━━ Extrait du document

Abd Al Malik : Prose combat
Le Parisien Abd Al Malik s’arrête en ville pour défendre les titres de son solide deuxième album à la croisée du rap, du jazz et du slam.
À l’heure où le rap s’enlise dans la violence et les clichés sexistes, Abd Al Malik est une véritable anomalie. Proposant des textes autobiographiques et profondément philosophiques, le jeune homme d’origine congolaise fait tourner les têtes depuis la parution de Gibraltar, un deuxième compact empreint de sensibilité et de sagesse. "L’objectif de ce disque était de lancer des passerelles entre les différents styles musicaux, les générations et toutes les formes d’art. Bref, d’offrir une oeuvre qui, métaphoriquement, représente un pont entre divers éléments. De nos jours, j’ai l’impression que c’est dans le dialogue, les rencontres et le métissage qu’on fait avancer les choses. Du moins, c’est ce que j’ai compris et mis en pratique", raconte le jeune homme de 32 ans, attrapé au vol entre deux spectacles.
Leader du collectif N.A.P. (New African Poets) et auteur à ses heures, Malik considère le rap comme étant une forme d’art essentiellement spirituelle. Avec Gibraltar, il démontre la richesse et la pertinence de ce langage tout en posant un regard lucide vers l’avenir. "Le véritable défi du rap est de renouveler sans cesse son esthétique et de poursuivre sa route, car le mouvement, c’est la vie. Si le rap se nourrit de toutes les autres musiques, souvent, on se retrouve enfermé dans des clichés, des caricatures et de la tiédeur. J’ai eu envie de donner un solide coup de poing à ce sectarisme malsain. Proposer une révolution, au sens étymologique du terme, et prouver que le rap était une musique ouverte et riche en revenant à ses racines, à ce qui m’avait donné envie de faire cette musique au départ".
Articulé, fin observateur du quotidien et de sa génération, Malik signe, avec Gibraltar, une collection de morceaux au propos à la fois introspectif et universel. Puisant sa matière première dans la spiritualité et la littérature, il parvient même à évoquer au passage l’oeuvre foisonnante du Grand Jacques. "Il y a une dizaine d’années, j’ai plongé tête première dans l’oeuvre de Brel, et ce fut un véritable coup de foudre. Évidemment, il y a toute cette force d’interprétation, mais aussi cette écriture magnifique et cette musique intemporelle. En toute vérité, cet album, c’est un hommage à mes héros. Il y a Brel, évidemment, mais aussi Nas, Jay-Z, Coltrane, Camus, Carver. Disons que j’avais envie de rendre hommage à l’art en général", explique l’ancien étudiant en philosophie et en lettres classiques, aujourd’hui marié à la chanteuse Wallen.

━━━━

## Consigne 1
D'après l'article sur Abd Al Malik, avec quelle chanteuse est-il marié ?
## Consigne 2
Renvoyez telles quelles, s'il vous plaît, les lignes des entrées depuis leur début jusqu'à la ligne qui contient « 379, 593, 411] », celle-ci comprise.
Les entrées n'ont aucun rapport avec l'article sur Abd Al Malik.

━━ Entrées disponibles

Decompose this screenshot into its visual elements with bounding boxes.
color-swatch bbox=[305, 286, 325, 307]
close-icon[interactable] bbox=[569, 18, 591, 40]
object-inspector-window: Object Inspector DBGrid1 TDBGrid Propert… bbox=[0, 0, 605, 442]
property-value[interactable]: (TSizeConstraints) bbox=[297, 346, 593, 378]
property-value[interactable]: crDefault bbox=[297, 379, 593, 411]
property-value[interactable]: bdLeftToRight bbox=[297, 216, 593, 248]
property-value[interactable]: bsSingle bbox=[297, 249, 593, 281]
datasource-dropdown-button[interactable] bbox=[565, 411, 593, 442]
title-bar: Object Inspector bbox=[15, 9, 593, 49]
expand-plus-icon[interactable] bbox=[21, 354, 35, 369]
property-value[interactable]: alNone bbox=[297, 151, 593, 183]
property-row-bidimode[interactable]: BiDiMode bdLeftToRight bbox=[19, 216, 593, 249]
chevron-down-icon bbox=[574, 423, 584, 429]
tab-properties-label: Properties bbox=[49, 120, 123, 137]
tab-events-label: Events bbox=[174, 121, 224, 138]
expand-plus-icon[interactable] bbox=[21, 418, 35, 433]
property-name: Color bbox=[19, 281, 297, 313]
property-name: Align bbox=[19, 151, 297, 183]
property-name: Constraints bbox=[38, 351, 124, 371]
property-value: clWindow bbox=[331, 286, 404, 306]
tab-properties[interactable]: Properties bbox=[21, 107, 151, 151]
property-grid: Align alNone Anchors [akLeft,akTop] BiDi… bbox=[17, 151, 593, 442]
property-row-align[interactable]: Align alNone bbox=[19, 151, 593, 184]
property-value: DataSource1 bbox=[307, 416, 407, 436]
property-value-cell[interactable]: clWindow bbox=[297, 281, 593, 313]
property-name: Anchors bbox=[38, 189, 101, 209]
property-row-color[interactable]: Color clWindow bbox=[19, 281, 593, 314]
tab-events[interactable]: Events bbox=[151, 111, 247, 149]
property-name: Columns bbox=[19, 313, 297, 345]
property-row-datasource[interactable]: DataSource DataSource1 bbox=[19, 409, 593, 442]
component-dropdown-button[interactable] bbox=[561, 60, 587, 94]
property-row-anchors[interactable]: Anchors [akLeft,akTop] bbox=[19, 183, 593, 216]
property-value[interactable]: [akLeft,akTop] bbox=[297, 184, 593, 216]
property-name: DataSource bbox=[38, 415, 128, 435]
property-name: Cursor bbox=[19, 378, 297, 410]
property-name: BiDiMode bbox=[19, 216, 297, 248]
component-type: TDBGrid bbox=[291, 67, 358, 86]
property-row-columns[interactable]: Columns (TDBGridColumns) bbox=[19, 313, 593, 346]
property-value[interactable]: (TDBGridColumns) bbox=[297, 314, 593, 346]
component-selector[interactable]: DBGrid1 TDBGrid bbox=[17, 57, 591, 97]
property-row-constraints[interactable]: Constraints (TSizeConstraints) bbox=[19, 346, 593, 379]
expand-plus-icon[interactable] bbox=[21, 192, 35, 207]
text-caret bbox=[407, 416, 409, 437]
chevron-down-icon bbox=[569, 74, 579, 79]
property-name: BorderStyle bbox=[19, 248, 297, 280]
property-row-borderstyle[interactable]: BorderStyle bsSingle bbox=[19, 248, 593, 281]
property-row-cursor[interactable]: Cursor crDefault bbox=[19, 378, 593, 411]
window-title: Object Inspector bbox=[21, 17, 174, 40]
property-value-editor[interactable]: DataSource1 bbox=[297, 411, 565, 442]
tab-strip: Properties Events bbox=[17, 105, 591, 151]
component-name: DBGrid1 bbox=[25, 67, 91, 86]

━━━━

## Corrigé détaillé 1
Il est marié à la chanteuse Wallen.

## Corrigé détaillé 2
Decompose this screenshot into its visual elements with bounding boxes.
color-swatch bbox=[305, 286, 325, 307]
close-icon[interactable] bbox=[569, 18, 591, 40]
object-inspector-window: Object Inspector DBGrid1 TDBGrid Propert… bbox=[0, 0, 605, 442]
property-value[interactable]: (TSizeConstraints) bbox=[297, 346, 593, 378]
property-value[interactable]: crDefault bbox=[297, 379, 593, 411]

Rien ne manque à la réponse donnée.